>> Begin EXTRACTED RECORDS

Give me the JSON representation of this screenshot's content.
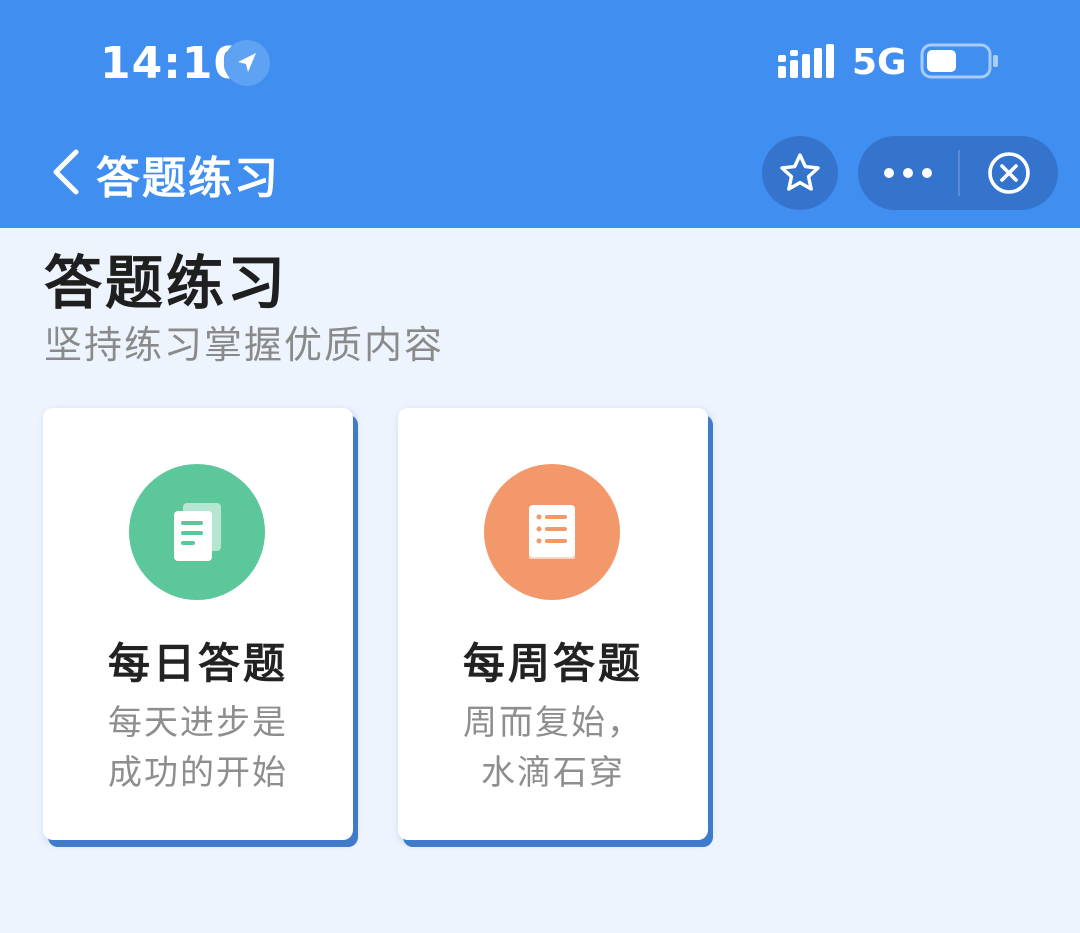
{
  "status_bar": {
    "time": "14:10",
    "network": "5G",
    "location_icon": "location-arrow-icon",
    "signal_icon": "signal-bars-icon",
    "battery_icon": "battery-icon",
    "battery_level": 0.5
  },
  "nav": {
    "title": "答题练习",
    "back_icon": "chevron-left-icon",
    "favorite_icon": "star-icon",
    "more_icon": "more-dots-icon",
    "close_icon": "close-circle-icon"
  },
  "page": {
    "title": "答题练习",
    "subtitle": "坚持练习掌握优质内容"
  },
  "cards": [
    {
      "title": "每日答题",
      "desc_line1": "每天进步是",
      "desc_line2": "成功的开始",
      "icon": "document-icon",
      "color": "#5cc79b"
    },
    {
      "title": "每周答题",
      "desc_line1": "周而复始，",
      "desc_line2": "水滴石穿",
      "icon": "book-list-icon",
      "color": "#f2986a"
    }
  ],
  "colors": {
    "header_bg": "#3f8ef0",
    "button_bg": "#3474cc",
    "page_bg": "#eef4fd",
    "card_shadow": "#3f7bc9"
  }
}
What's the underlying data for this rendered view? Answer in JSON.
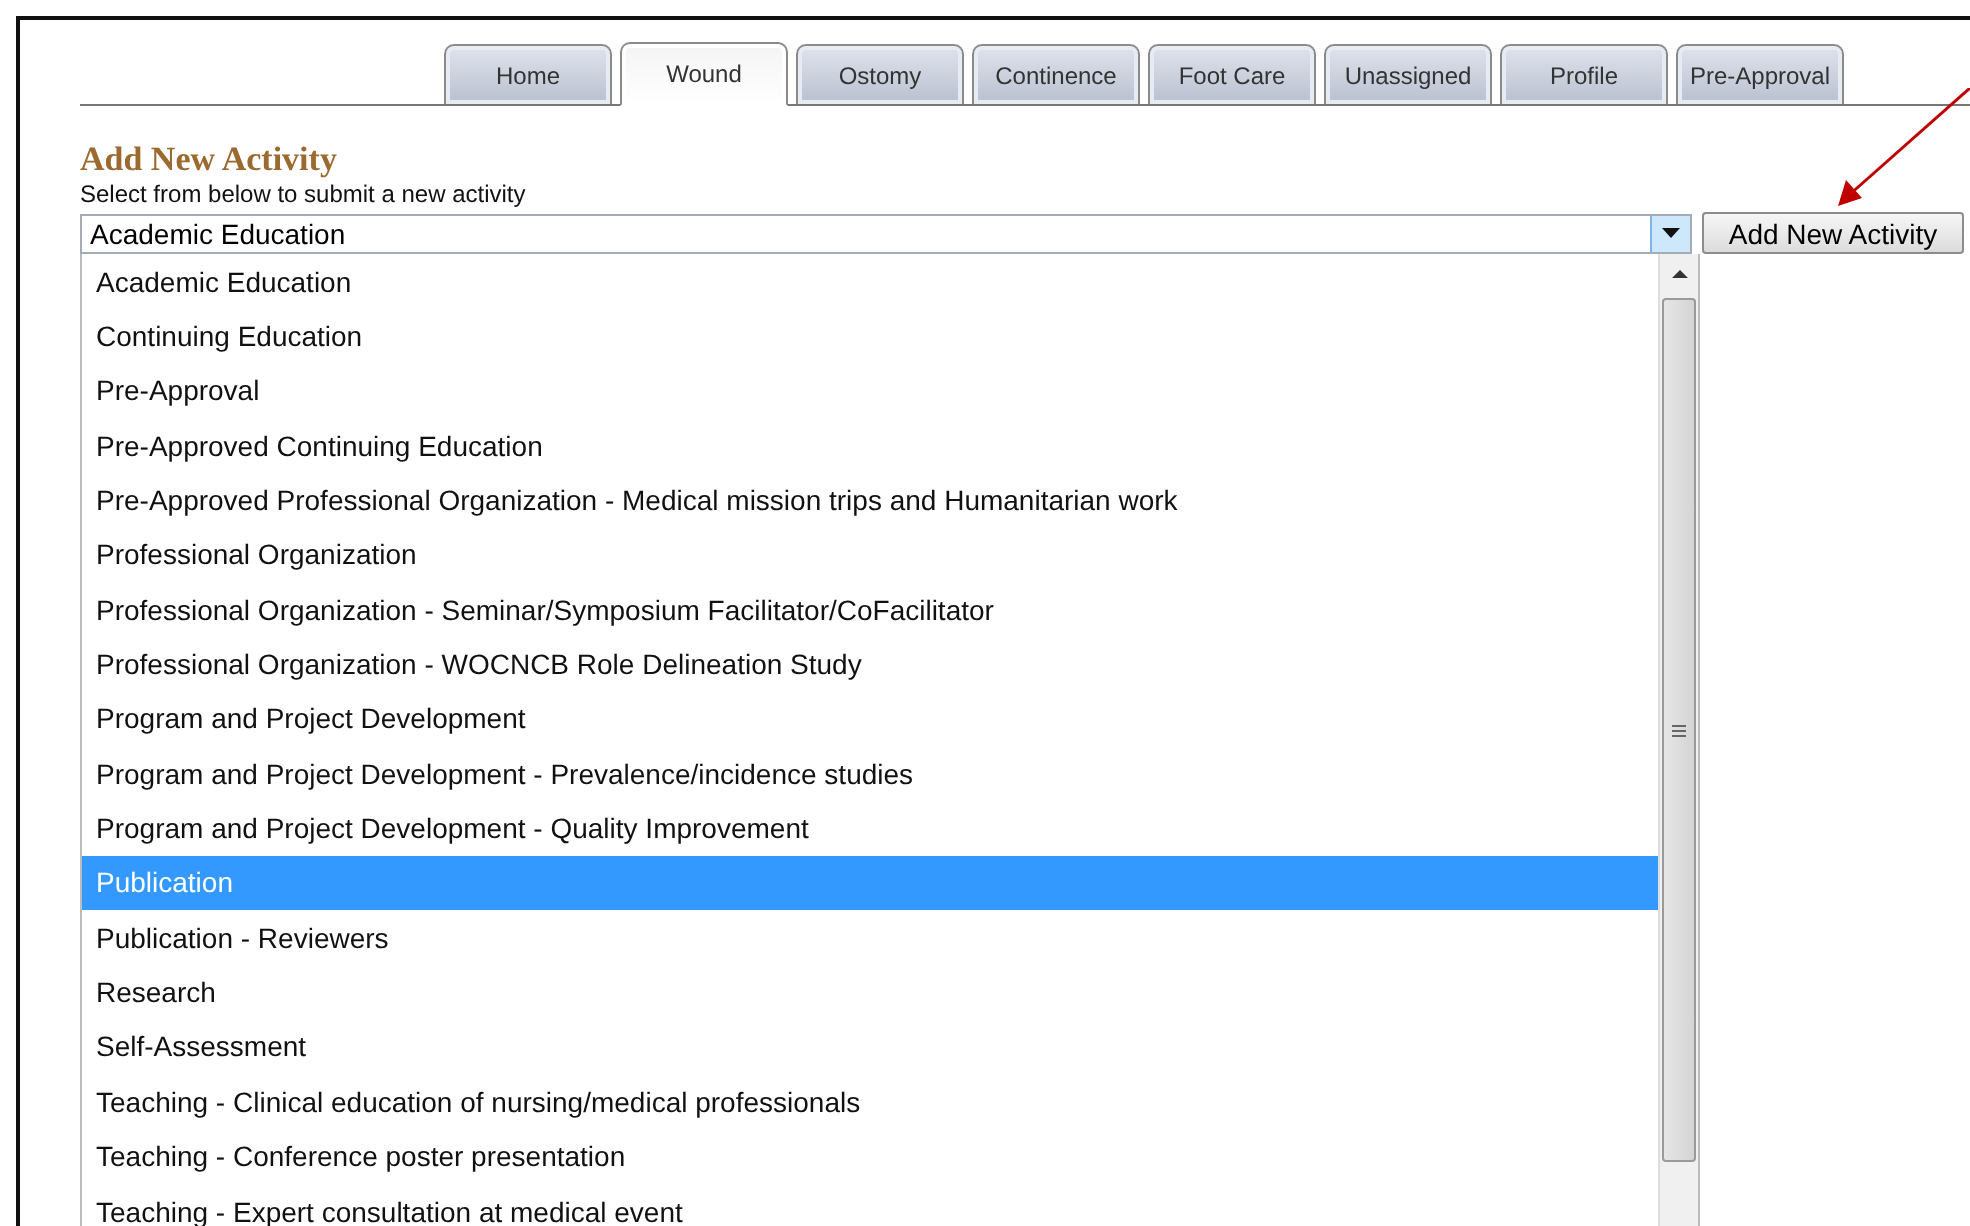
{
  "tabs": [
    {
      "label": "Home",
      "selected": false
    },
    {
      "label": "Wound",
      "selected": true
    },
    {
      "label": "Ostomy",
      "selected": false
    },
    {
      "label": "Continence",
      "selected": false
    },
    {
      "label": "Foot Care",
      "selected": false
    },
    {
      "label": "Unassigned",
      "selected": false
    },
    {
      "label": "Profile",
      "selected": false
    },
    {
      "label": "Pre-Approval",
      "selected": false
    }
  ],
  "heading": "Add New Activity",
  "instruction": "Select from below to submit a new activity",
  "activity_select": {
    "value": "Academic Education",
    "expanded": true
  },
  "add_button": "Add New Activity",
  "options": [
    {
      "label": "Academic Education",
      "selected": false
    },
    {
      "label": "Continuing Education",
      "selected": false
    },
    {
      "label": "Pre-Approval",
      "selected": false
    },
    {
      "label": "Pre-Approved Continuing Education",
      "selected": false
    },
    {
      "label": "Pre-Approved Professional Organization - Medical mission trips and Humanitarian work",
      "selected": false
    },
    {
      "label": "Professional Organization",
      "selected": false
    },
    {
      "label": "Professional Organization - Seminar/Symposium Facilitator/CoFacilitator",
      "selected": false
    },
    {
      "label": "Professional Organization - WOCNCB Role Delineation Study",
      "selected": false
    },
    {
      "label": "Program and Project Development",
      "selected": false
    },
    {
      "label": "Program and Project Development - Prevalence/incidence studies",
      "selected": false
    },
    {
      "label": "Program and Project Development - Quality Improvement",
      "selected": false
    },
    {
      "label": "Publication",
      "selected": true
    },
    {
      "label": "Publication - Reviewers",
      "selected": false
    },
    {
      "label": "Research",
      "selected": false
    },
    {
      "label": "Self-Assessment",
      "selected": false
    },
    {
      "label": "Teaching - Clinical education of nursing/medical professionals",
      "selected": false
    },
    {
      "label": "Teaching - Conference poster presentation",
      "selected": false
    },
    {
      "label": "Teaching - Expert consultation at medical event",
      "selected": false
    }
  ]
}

>> End EXTRACTED RECORDS
>> Begin EXTRACTED RECORDS

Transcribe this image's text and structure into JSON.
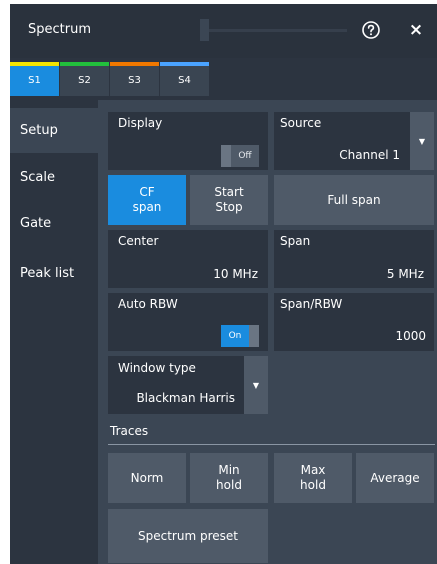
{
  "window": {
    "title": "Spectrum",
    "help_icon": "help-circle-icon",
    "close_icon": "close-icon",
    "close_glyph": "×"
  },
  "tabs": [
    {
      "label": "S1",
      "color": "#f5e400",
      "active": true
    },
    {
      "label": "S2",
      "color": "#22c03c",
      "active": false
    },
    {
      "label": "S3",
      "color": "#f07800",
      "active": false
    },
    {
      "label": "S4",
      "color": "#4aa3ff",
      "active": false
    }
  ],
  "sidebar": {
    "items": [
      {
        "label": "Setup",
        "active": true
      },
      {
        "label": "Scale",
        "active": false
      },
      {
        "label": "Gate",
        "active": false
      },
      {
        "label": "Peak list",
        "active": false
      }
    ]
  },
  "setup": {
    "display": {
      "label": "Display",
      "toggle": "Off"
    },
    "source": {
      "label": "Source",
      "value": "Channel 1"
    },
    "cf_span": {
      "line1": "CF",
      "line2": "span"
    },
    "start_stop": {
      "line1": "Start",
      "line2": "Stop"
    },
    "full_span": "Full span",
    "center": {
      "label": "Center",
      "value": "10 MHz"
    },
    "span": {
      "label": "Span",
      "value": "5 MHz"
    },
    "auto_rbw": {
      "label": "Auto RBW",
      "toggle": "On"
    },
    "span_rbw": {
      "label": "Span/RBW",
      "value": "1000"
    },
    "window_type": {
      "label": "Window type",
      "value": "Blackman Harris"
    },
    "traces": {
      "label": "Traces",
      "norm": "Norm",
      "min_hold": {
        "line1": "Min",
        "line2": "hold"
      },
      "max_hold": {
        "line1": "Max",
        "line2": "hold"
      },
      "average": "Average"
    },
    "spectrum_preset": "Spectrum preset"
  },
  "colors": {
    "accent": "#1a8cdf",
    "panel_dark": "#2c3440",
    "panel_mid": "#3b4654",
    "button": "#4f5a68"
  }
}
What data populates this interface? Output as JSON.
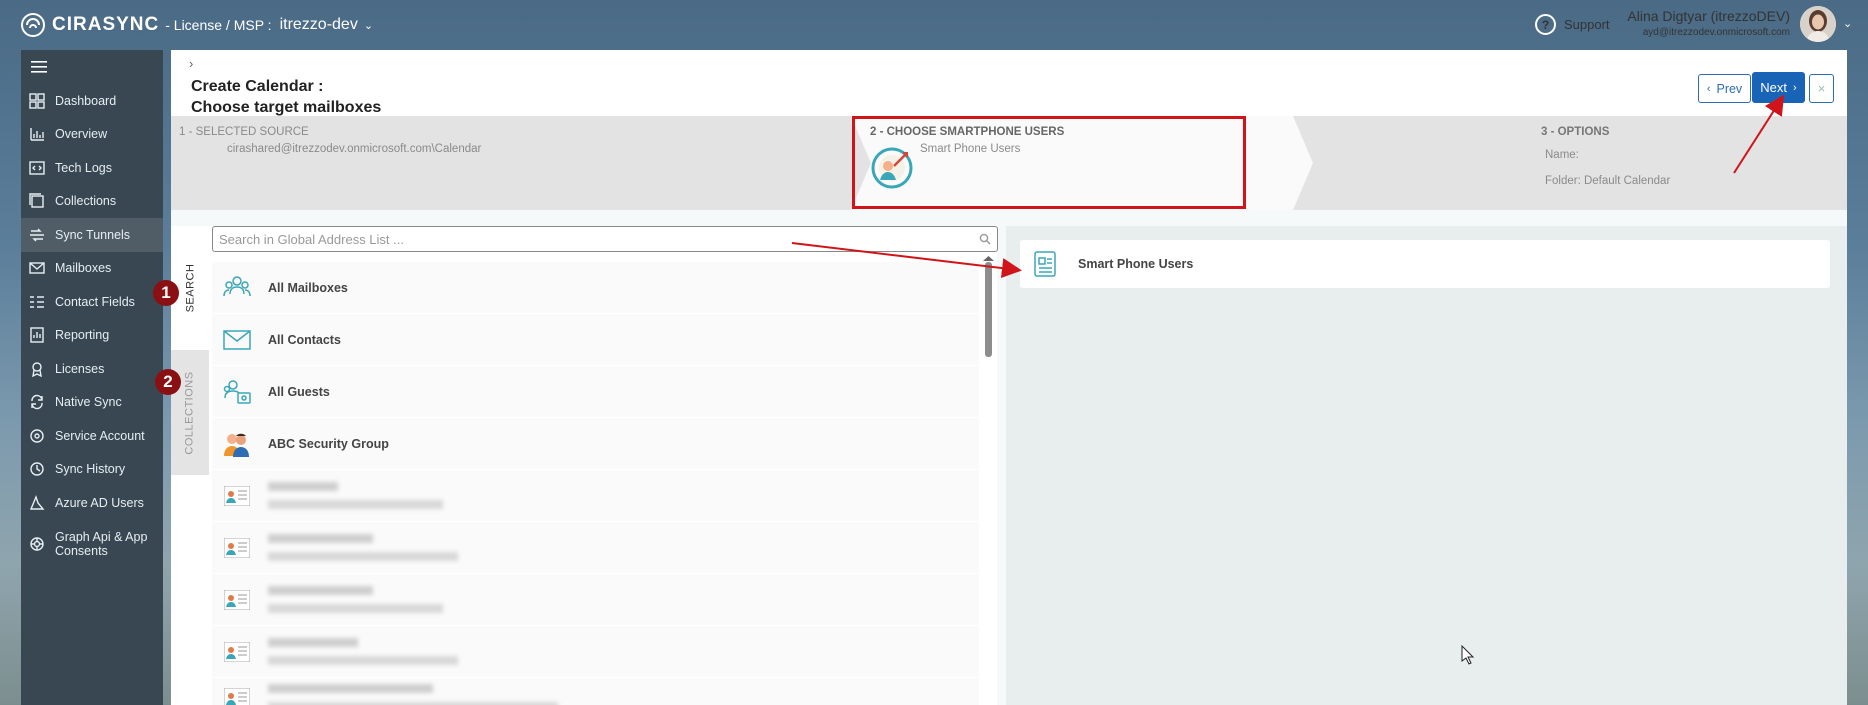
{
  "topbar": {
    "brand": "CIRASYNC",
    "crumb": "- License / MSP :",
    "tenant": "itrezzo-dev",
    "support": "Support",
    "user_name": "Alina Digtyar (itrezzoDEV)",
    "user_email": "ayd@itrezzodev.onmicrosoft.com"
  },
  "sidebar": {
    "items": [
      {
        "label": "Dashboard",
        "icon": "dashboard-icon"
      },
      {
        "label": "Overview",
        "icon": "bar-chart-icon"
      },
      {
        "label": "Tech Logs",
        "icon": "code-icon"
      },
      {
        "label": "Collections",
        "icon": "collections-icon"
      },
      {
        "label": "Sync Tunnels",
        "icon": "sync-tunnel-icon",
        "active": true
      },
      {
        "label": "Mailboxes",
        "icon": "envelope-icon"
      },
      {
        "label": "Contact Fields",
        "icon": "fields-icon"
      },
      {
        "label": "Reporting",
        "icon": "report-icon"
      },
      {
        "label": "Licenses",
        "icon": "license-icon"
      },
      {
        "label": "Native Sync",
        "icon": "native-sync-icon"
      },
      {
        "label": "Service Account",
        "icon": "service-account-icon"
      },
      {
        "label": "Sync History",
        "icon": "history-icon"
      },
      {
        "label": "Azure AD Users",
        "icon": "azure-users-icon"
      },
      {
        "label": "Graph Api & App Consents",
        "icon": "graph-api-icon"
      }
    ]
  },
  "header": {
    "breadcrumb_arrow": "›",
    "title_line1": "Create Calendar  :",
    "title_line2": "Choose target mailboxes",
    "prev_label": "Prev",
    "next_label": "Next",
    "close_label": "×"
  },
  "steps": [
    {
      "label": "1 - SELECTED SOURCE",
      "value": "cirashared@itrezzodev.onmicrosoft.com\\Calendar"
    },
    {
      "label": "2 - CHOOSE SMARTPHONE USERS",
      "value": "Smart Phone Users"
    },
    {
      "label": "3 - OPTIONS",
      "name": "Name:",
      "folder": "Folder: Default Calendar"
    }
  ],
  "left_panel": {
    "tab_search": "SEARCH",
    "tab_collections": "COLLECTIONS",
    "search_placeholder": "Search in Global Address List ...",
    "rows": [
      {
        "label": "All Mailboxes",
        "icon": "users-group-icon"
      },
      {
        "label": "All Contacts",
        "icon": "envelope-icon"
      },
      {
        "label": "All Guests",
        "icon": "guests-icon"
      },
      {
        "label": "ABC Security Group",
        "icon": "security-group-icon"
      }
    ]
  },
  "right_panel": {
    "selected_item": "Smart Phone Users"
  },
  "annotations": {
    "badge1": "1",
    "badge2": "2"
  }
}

>> End EXTRACTED RECORDS

Extract from the material all lines containing the string "Publication".

      "label": "Publication",
      "label": "Publication - Reviewers",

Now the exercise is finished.